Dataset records
________________________
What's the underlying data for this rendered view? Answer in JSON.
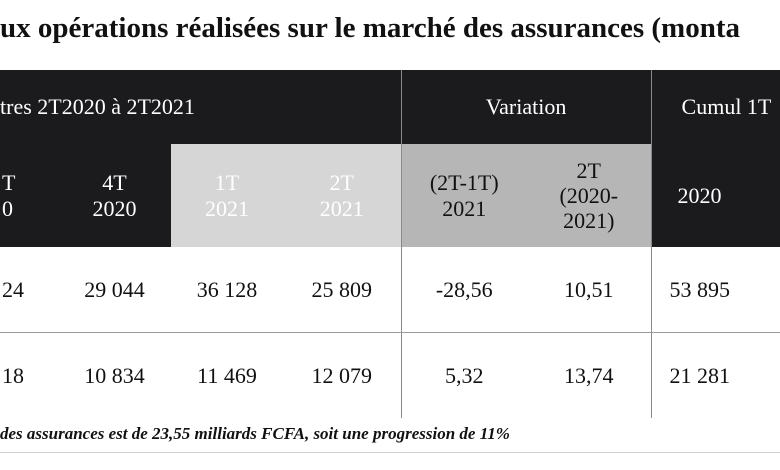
{
  "title": "ux opérations réalisées sur le marché des assurances (monta",
  "table": {
    "group_headers": {
      "quarters": "tres 2T2020 à 2T2021",
      "variation": "Variation",
      "cumul": "Cumul 1T"
    },
    "sub_headers": [
      [
        "T",
        "0"
      ],
      [
        "4T",
        "2020"
      ],
      [
        "1T",
        "2021"
      ],
      [
        "2T",
        "2021"
      ],
      [
        "(2T-1T)",
        "2021"
      ],
      [
        "2T",
        "(2020-",
        "2021)"
      ],
      [
        "2020"
      ]
    ],
    "rows": [
      [
        "24",
        "29 044",
        "36 128",
        "25 809",
        "-28,56",
        "10,51",
        "53 895"
      ],
      [
        "18",
        "10 834",
        "11 469",
        "12 079",
        "5,32",
        "13,74",
        "21 281"
      ]
    ]
  },
  "footnote": "des assurances est de 23,55 milliards FCFA, soit une progression de 11%"
}
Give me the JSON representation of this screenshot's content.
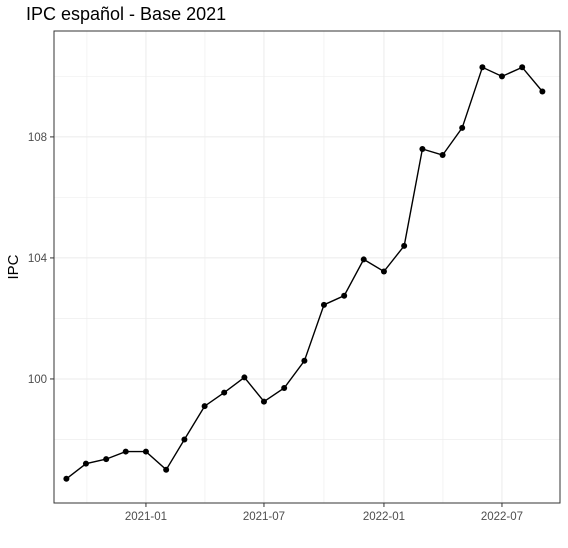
{
  "chart_data": {
    "type": "line",
    "title": "IPC español - Base 2021",
    "xlabel": "",
    "ylabel": "IPC",
    "x": [
      "2020-09",
      "2020-10",
      "2020-11",
      "2020-12",
      "2021-01",
      "2021-02",
      "2021-03",
      "2021-04",
      "2021-05",
      "2021-06",
      "2021-07",
      "2021-08",
      "2021-09",
      "2021-10",
      "2021-11",
      "2021-12",
      "2022-01",
      "2022-02",
      "2022-03",
      "2022-04",
      "2022-05",
      "2022-06",
      "2022-07",
      "2022-08",
      "2022-09"
    ],
    "series": [
      {
        "name": "",
        "values": [
          96.7,
          97.2,
          97.35,
          97.6,
          97.6,
          97.0,
          98.0,
          99.1,
          99.55,
          100.05,
          99.25,
          99.7,
          100.6,
          102.45,
          102.75,
          103.95,
          103.55,
          104.4,
          107.6,
          107.4,
          108.3,
          110.3,
          110.0,
          110.3,
          109.5
        ]
      }
    ],
    "xlim": [
      "2020-08-13",
      "2022-09-28"
    ],
    "ylim": [
      95.9,
      111.5
    ],
    "x_tick_labels": [
      "2021-01",
      "2021-07",
      "2022-01",
      "2022-07"
    ],
    "x_tick_values": [
      "2021-01-01",
      "2021-07-01",
      "2022-01-01",
      "2022-07-01"
    ],
    "y_ticks": [
      100,
      104,
      108
    ],
    "grid": true,
    "legend": "none",
    "colors": {
      "line": "#000000",
      "grid": "#ebebeb",
      "panel_border": "#333333",
      "tick_text": "#4d4d4d"
    }
  }
}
________________________
Where a line of the material above holds the string "assurances", copy that line.

  "title": "ux opérations réalisées sur le marché des assurances (monta",
  "footnote": "des assurances est de 23,55 milliards FCFA, soit une progression de 11%"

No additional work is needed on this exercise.